### [PROBLEM TO SOLVE]
Restate the whole of the material. Keep every word, and drop the pictures.

### [DATA IN THIS EXERCISE]
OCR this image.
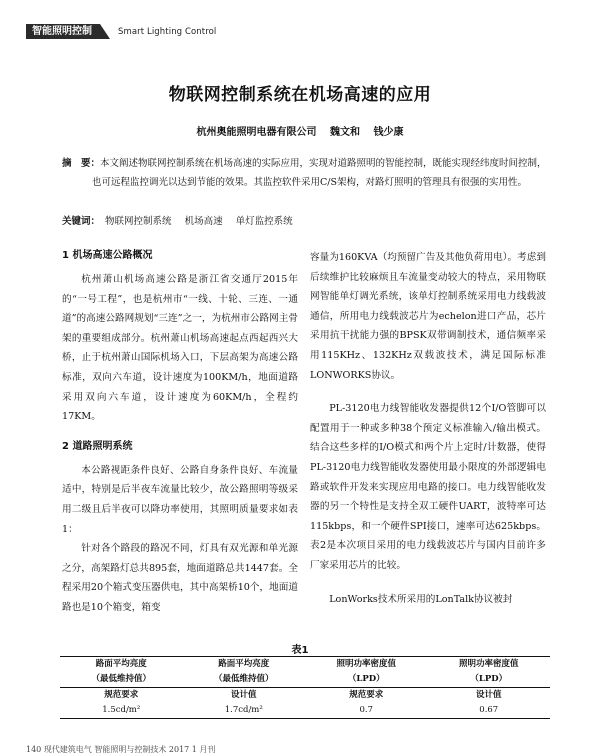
智能照明控制	Smart Lighting Control
物联网控制系统在机场高速的应用
杭州奥能照明电器有限公司 魏文和 钱少康
摘　要：本文阐述物联网控制系统在机场高速的实际应用，实现对道路照明的智能控制，既能实现经纬度时间控制，也可远程监控调光以达到节能的效果。其监控软件采用C/S架构，对路灯照明的管理具有很强的实用性。
关键词： 物联网控制系统 机场高速 单灯监控系统
1 机场高速公路概况

杭州萧山机场高速公路是浙江省交通厅2015年的“一号工程”，也是杭州市“一线、十轮、三连、一通道”的高速公路网规划“三连”之一，为杭州市公路网主骨架的重要组成部分。杭州萧山机场高速起点西起西兴大桥，止于杭州萧山国际机场入口，下层高架为高速公路标准，双向六车道，设计速度为100KM/h，地面道路采用双向六车道，设计速度为60KM/h，全程约17KM。

2 道路照明系统

本公路视距条件良好、公路自身条件良好、车流量适中，特别是后半夜车流量比较少，故公路照明等级采用二级且后半夜可以降功率使用，其照明质量要求如表1：

针对各个路段的路况不同，灯具有双光源和单光源之分，高架路灯总共895套，地面道路总共1447套。全程采用20个箱式变压器供电，其中高架桥10个，地面道路也是10个箱变，箱变

容量为160KVA（均预留广告及其他负荷用电）。考虑到后续维护比较麻烦且车流量变动较大的特点，采用物联网智能单灯调光系统，该单灯控制系统采用电力线载波通信，所用电力线载波芯片为echelon进口产品，芯片采用抗干扰能力强的BPSK双带调制技术，通信频率采用115KHz、132KHz双载波技术，满足国际标准LONWORKS协议。

PL-3120电力线智能收发器提供12个I/O管脚可以配置用于一种或多种38个预定义标准输入/输出模式。结合这些多样的I/O模式和两个片上定时/计数器，使得PL-3120电力线智能收发器使用最小限度的外部逻辑电路或软件开发来实现应用电路的接口。电力线智能收发器的另一个特性是支持全双工硬件UART，波特率可达115kbps，和一个硬件SPI接口，速率可达625kbps。表2是本次项目采用的电力线载波芯片与国内目前许多厂家采用芯片的比较。

LonWorks技术所采用的LonTalk协议被封

表1
路面平均亮度	路面平均亮度	照明功率密度值	照明功率密度值
（最低维持值）	（最低维持值）	（LPD）	（LPD）
规范要求	设计值	规范要求	设计值
1.5cd/m²	1.7cd/m²	0.7	0.67
140 现代建筑电气 智能照明与控制技术 2017 1 月刊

### [RESULT]
OCR this image.
智能照明控制	Smart Lighting Control
物联网控制系统在机场高速的应用
杭州奥能照明电器有限公司 魏文和 钱少康
摘　要：本文阐述物联网控制系统在机场高速的实际应用，实现对道路照明的智能控制，既能实现经纬度时间控制，也可远程监控调光以达到节能的效果。其监控软件采用C/S架构，对路灯照明的管理具有很强的实用性。
关键词： 物联网控制系统 机场高速 单灯监控系统
1 机场高速公路概况

杭州萧山机场高速公路是浙江省交通厅2015年的“一号工程”，也是杭州市“一线、十轮、三连、一通道”的高速公路网规划“三连”之一，为杭州市公路网主骨架的重要组成部分。杭州萧山机场高速起点西起西兴大桥，止于杭州萧山国际机场入口，下层高架为高速公路标准，双向六车道，设计速度为100KM/h，地面道路采用双向六车道，设计速度为60KM/h，全程约17KM。

2 道路照明系统

本公路视距条件良好、公路自身条件良好、车流量适中，特别是后半夜车流量比较少，故公路照明等级采用二级且后半夜可以降功率使用，其照明质量要求如表1：

针对各个路段的路况不同，灯具有双光源和单光源之分，高架路灯总共895套，地面道路总共1447套。全程采用20个箱式变压器供电，其中高架桥10个，地面道路也是10个箱变，箱变

容量为160KVA（均预留广告及其他负荷用电）。考虑到后续维护比较麻烦且车流量变动较大的特点，采用物联网智能单灯调光系统，该单灯控制系统采用电力线载波通信，所用电力线载波芯片为echelon进口产品，芯片采用抗干扰能力强的BPSK双带调制技术，通信频率采用115KHz、132KHz双载波技术，满足国际标准LONWORKS协议。

PL-3120电力线智能收发器提供12个I/O管脚可以配置用于一种或多种38个预定义标准输入/输出模式。结合这些多样的I/O模式和两个片上定时/计数器，使得PL-3120电力线智能收发器使用最小限度的外部逻辑电路或软件开发来实现应用电路的接口。电力线智能收发器的另一个特性是支持全双工硬件UART，波特率可达115kbps，和一个硬件SPI接口，速率可达625kbps。表2是本次项目采用的电力线载波芯片与国内目前许多厂家采用芯片的比较。

LonWorks技术所采用的LonTalk协议被封

表1
路面平均亮度	路面平均亮度	照明功率密度值	照明功率密度值
（最低维持值）	（最低维持值）	（LPD）	（LPD）
规范要求	设计值	规范要求	设计值
1.5cd/m²	1.7cd/m²	0.7	0.67
140 现代建筑电气 智能照明与控制技术 2017 1 月刊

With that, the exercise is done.